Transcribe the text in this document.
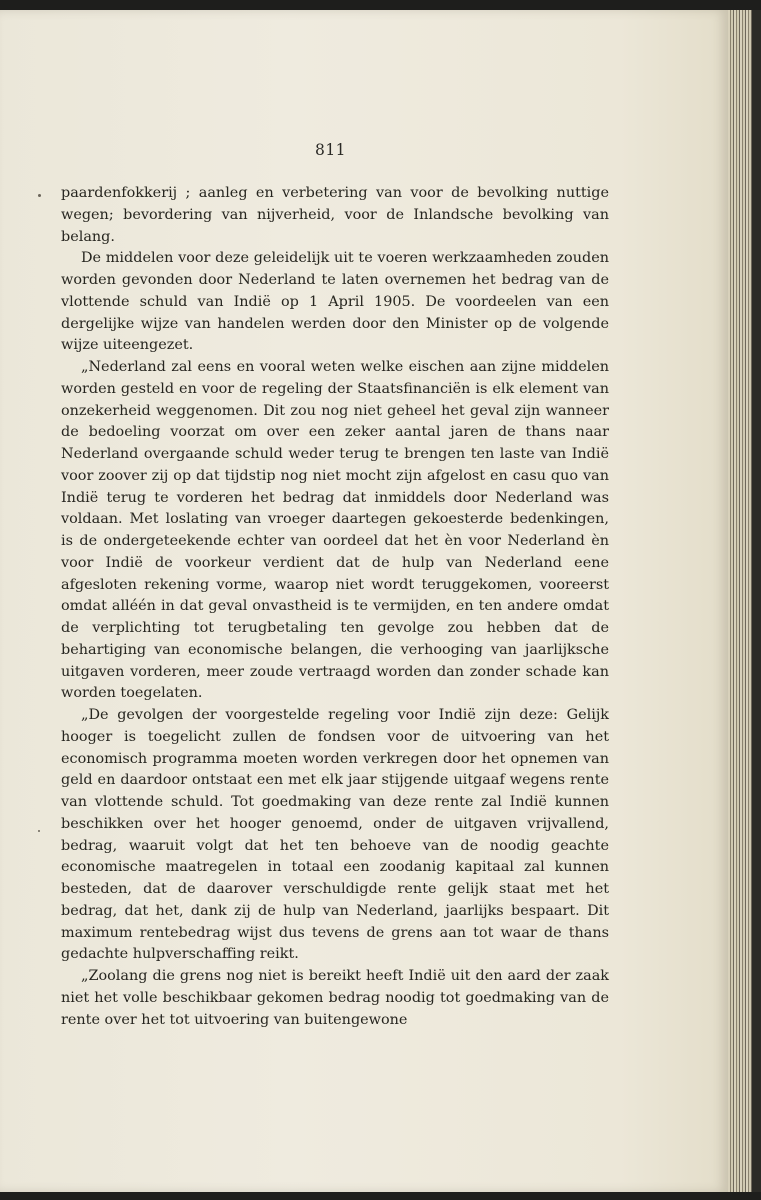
811

paardenfokkerij ; aanleg en verbetering van voor de bevolking nuttige wegen; bevordering van nijverheid, voor de Inlandsche bevolking van belang.

De middelen voor deze geleidelijk uit te voeren werkzaamheden zouden worden gevonden door Nederland te laten overnemen het bedrag van de vlottende schuld van Indië op 1 April 1905. De voordeelen van een dergelijke wijze van handelen werden door den Minister op de volgende wijze uiteengezet.

„Nederland zal eens en vooral weten welke eischen aan zijne middelen worden gesteld en voor de regeling der Staatsfinanciën is elk element van onzekerheid weggenomen. Dit zou nog niet geheel het geval zijn wanneer de bedoeling voorzat om over een zeker aantal jaren de thans naar Nederland overgaande schuld weder terug te brengen ten laste van Indië voor zoover zij op dat tijdstip nog niet mocht zijn afgelost en casu quo van Indië terug te vorderen het bedrag dat inmiddels door Nederland was voldaan. Met loslating van vroeger daartegen gekoesterde bedenkingen, is de ondergeteekende echter van oordeel dat het èn voor Nederland èn voor Indië de voorkeur verdient dat de hulp van Nederland eene afgesloten rekening vorme, waarop niet wordt teruggekomen, vooreerst omdat alléén in dat geval onvastheid is te vermijden, en ten andere omdat de verplichting tot terugbetaling ten gevolge zou hebben dat de behartiging van economische belangen, die verhooging van jaarlijksche uitgaven vorderen, meer zoude vertraagd worden dan zonder schade kan worden toegelaten.

„De gevolgen der voorgestelde regeling voor Indië zijn deze: Gelijk hooger is toegelicht zullen de fondsen voor de uitvoering van het economisch programma moeten worden verkregen door het opnemen van geld en daardoor ontstaat een met elk jaar stijgende uitgaaf wegens rente van vlottende schuld. Tot goedmaking van deze rente zal Indië kunnen beschikken over het hooger genoemd, onder de uitgaven vrijvallend, bedrag, waaruit volgt dat het ten behoeve van de noodig geachte economische maatregelen in totaal een zoodanig kapitaal zal kunnen besteden, dat de daarover verschuldigde rente gelijk staat met het bedrag, dat het, dank zij de hulp van Nederland, jaarlijks bespaart. Dit maximum rentebedrag wijst dus tevens de grens aan tot waar de thans gedachte hulpverschaffing reikt.

„Zoolang die grens nog niet is bereikt heeft Indië uit den aard der zaak niet het volle beschikbaar gekomen bedrag noodig tot goedmaking van de rente over het tot uitvoering van buitengewone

════════════════

● TRY IT: Exact copy, no pictures: return the entries word for word.

● PROBLEM SOLUTION:
Transcribe the text in this document.
811

paardenfokkerij ; aanleg en verbetering van voor de bevolking nuttige wegen; bevordering van nijverheid, voor de Inlandsche bevolking van belang.

De middelen voor deze geleidelijk uit te voeren werkzaamheden zouden worden gevonden door Nederland te laten overnemen het bedrag van de vlottende schuld van Indië op 1 April 1905. De voordeelen van een dergelijke wijze van handelen werden door den Minister op de volgende wijze uiteengezet.

„Nederland zal eens en vooral weten welke eischen aan zijne middelen worden gesteld en voor de regeling der Staatsfinanciën is elk element van onzekerheid weggenomen. Dit zou nog niet geheel het geval zijn wanneer de bedoeling voorzat om over een zeker aantal jaren de thans naar Nederland overgaande schuld weder terug te brengen ten laste van Indië voor zoover zij op dat tijdstip nog niet mocht zijn afgelost en casu quo van Indië terug te vorderen het bedrag dat inmiddels door Nederland was voldaan. Met loslating van vroeger daartegen gekoesterde bedenkingen, is de ondergeteekende echter van oordeel dat het èn voor Nederland èn voor Indië de voorkeur verdient dat de hulp van Nederland eene afgesloten rekening vorme, waarop niet wordt teruggekomen, vooreerst omdat alléén in dat geval onvastheid is te vermijden, en ten andere omdat de verplichting tot terugbetaling ten gevolge zou hebben dat de behartiging van economische belangen, die verhooging van jaarlijksche uitgaven vorderen, meer zoude vertraagd worden dan zonder schade kan worden toegelaten.

„De gevolgen der voorgestelde regeling voor Indië zijn deze: Gelijk hooger is toegelicht zullen de fondsen voor de uitvoering van het economisch programma moeten worden verkregen door het opnemen van geld en daardoor ontstaat een met elk jaar stijgende uitgaaf wegens rente van vlottende schuld. Tot goedmaking van deze rente zal Indië kunnen beschikken over het hooger genoemd, onder de uitgaven vrijvallend, bedrag, waaruit volgt dat het ten behoeve van de noodig geachte economische maatregelen in totaal een zoodanig kapitaal zal kunnen besteden, dat de daarover verschuldigde rente gelijk staat met het bedrag, dat het, dank zij de hulp van Nederland, jaarlijks bespaart. Dit maximum rentebedrag wijst dus tevens de grens aan tot waar de thans gedachte hulpverschaffing reikt.

„Zoolang die grens nog niet is bereikt heeft Indië uit den aard der zaak niet het volle beschikbaar gekomen bedrag noodig tot goedmaking van de rente over het tot uitvoering van buitengewone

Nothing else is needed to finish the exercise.